>> start Stored records

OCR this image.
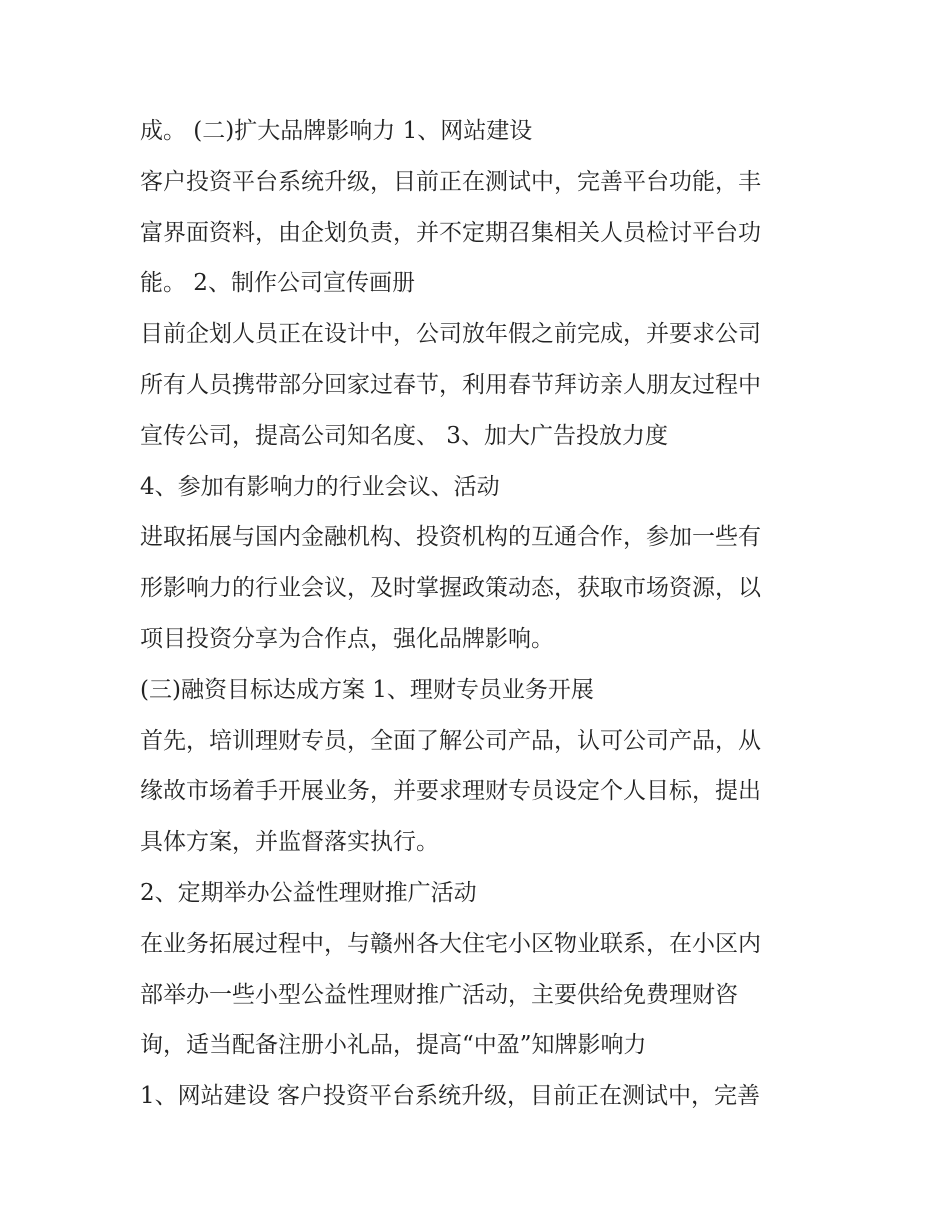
成。 (二)扩大品牌影响力 1、网站建设
客户投资平台系统升级，目前正在测试中，完善平台功能，丰
富界面资料，由企划负责，并不定期召集相关人员检讨平台功
能。 2、制作公司宣传画册
目前企划人员正在设计中，公司放年假之前完成，并要求公司
所有人员携带部分回家过春节，利用春节拜访亲人朋友过程中
宣传公司，提高公司知名度、 3、加大广告投放力度
4、参加有影响力的行业会议、活动
进取拓展与国内金融机构、投资机构的互通合作，参加一些有
形影响力的行业会议，及时掌握政策动态，获取市场资源，以
项目投资分享为合作点，强化品牌影响。
(三)融资目标达成方案 1、理财专员业务开展
首先，培训理财专员，全面了解公司产品，认可公司产品，从
缘故市场着手开展业务，并要求理财专员设定个人目标，提出
具体方案，并监督落实执行。
2、定期举办公益性理财推广活动
在业务拓展过程中，与赣州各大住宅小区物业联系，在小区内
部举办一些小型公益性理财推广活动，主要供给免费理财咨
询，适当配备注册小礼品，提高“中盈”知牌影响力
1、网站建设 客户投资平台系统升级，目前正在测试中，完善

>> end Stored records

**Task to complete:**
Every line of the material is to be quoted exactly, with no pictures carried over.

**Final result:**
OCR this image.
成。 (二)扩大品牌影响力 1、网站建设
客户投资平台系统升级，目前正在测试中，完善平台功能，丰
富界面资料，由企划负责，并不定期召集相关人员检讨平台功
能。 2、制作公司宣传画册
目前企划人员正在设计中，公司放年假之前完成，并要求公司
所有人员携带部分回家过春节，利用春节拜访亲人朋友过程中
宣传公司，提高公司知名度、 3、加大广告投放力度
4、参加有影响力的行业会议、活动
进取拓展与国内金融机构、投资机构的互通合作，参加一些有
形影响力的行业会议，及时掌握政策动态，获取市场资源，以
项目投资分享为合作点，强化品牌影响。
(三)融资目标达成方案 1、理财专员业务开展
首先，培训理财专员，全面了解公司产品，认可公司产品，从
缘故市场着手开展业务，并要求理财专员设定个人目标，提出
具体方案，并监督落实执行。
2、定期举办公益性理财推广活动
在业务拓展过程中，与赣州各大住宅小区物业联系，在小区内
部举办一些小型公益性理财推广活动，主要供给免费理财咨
询，适当配备注册小礼品，提高“中盈”知牌影响力
1、网站建设 客户投资平台系统升级，目前正在测试中，完善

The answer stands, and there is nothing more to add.